(Images of pages and their text)
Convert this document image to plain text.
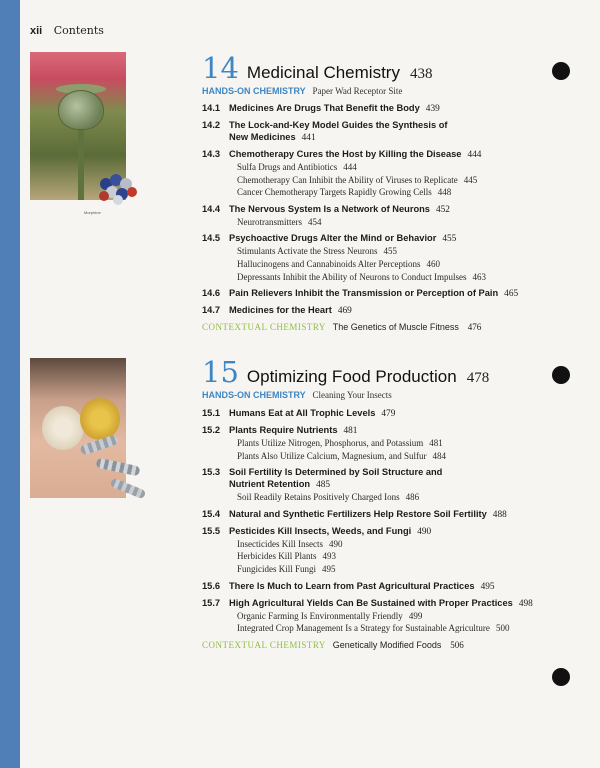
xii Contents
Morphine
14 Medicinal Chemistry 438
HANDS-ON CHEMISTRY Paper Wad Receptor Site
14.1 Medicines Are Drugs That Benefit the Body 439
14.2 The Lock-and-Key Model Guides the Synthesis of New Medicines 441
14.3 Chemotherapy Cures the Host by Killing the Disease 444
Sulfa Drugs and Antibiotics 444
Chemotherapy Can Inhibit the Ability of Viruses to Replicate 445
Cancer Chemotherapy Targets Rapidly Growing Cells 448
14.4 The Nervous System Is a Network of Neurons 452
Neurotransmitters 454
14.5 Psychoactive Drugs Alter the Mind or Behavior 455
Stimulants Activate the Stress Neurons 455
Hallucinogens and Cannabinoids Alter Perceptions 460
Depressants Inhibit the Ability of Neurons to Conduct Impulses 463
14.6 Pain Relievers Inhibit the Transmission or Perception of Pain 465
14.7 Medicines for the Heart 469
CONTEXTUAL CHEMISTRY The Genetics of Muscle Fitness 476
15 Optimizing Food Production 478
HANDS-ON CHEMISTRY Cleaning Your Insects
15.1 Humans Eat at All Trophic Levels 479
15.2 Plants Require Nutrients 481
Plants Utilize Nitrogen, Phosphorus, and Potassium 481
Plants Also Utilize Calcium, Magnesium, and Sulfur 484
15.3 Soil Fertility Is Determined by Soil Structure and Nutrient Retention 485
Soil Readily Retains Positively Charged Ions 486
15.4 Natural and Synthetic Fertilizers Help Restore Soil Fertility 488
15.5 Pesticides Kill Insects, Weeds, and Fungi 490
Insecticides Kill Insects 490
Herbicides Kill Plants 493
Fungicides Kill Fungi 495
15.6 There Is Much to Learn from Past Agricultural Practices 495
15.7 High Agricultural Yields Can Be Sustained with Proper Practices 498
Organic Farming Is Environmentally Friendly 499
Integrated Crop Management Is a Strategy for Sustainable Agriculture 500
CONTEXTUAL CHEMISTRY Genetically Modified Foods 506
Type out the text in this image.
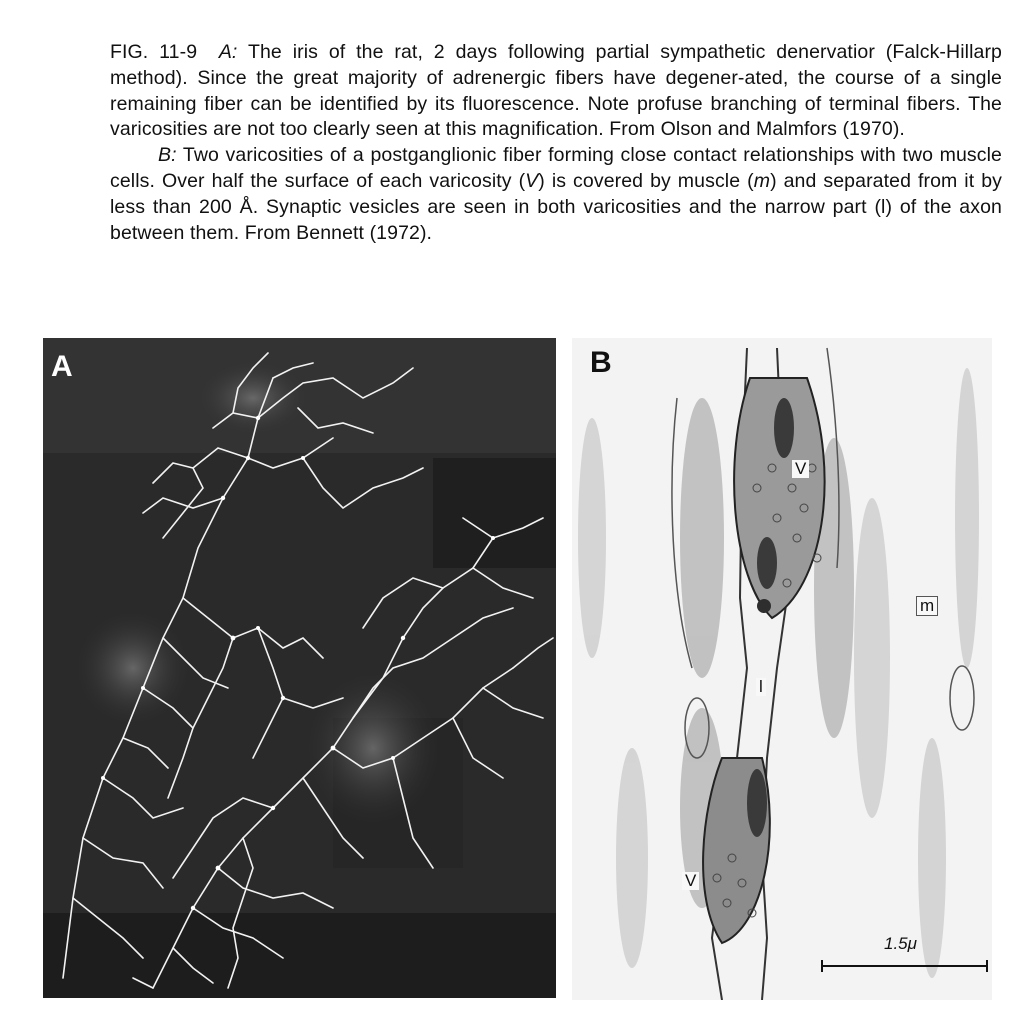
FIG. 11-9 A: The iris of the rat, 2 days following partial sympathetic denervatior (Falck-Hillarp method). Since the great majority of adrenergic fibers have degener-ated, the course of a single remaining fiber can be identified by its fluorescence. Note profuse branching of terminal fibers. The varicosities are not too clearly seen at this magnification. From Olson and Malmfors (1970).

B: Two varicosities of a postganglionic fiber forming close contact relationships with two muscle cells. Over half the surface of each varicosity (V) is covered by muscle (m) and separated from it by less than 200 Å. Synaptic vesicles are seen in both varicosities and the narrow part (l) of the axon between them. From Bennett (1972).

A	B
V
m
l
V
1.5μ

...

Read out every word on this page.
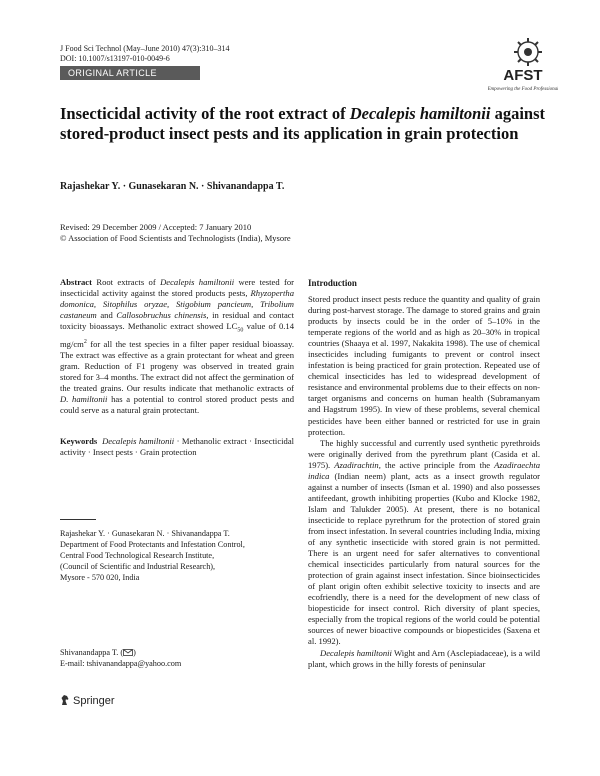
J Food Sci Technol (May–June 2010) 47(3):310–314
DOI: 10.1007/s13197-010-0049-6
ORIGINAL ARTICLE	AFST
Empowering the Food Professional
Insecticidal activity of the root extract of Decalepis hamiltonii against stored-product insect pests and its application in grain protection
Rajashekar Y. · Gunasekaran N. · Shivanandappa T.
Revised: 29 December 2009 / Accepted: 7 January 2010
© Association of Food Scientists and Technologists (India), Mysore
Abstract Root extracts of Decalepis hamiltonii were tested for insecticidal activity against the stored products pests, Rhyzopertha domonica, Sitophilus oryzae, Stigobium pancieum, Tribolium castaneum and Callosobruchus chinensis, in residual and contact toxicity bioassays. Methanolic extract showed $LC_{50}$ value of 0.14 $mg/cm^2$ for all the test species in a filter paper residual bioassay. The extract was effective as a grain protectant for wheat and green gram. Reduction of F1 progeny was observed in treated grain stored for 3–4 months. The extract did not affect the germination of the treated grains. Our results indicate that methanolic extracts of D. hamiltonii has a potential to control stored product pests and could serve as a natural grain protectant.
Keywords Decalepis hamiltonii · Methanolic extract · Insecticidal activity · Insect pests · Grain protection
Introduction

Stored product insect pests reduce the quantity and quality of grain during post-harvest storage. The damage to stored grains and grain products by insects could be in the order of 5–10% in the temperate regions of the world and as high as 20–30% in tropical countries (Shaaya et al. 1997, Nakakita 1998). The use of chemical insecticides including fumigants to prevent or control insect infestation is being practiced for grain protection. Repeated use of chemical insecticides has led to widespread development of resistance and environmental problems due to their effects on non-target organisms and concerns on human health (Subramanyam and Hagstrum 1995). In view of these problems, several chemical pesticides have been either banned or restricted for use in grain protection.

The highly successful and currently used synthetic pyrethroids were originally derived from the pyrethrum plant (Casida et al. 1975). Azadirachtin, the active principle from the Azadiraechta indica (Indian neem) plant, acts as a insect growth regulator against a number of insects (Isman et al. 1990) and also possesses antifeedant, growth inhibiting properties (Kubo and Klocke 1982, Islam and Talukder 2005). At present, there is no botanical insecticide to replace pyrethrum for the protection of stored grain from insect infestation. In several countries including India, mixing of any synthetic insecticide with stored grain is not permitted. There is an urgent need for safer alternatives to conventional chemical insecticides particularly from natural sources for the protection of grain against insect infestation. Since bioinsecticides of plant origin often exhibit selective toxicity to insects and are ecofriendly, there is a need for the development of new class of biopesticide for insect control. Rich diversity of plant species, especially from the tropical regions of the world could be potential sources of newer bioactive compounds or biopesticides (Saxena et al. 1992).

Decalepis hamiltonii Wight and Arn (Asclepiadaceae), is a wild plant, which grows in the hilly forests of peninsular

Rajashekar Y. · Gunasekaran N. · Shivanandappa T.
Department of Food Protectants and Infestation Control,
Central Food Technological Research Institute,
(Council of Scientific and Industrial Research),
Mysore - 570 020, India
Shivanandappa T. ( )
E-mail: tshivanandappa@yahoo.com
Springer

◆ Required work: What is needed is every line from the data above that includes the string "Utilize", copied out.

◆ Exercise output:
Plants Utilize Nitrogen, Phosphorus, and Potassium 481
Plants Also Utilize Calcium, Magnesium, and Sulfur 484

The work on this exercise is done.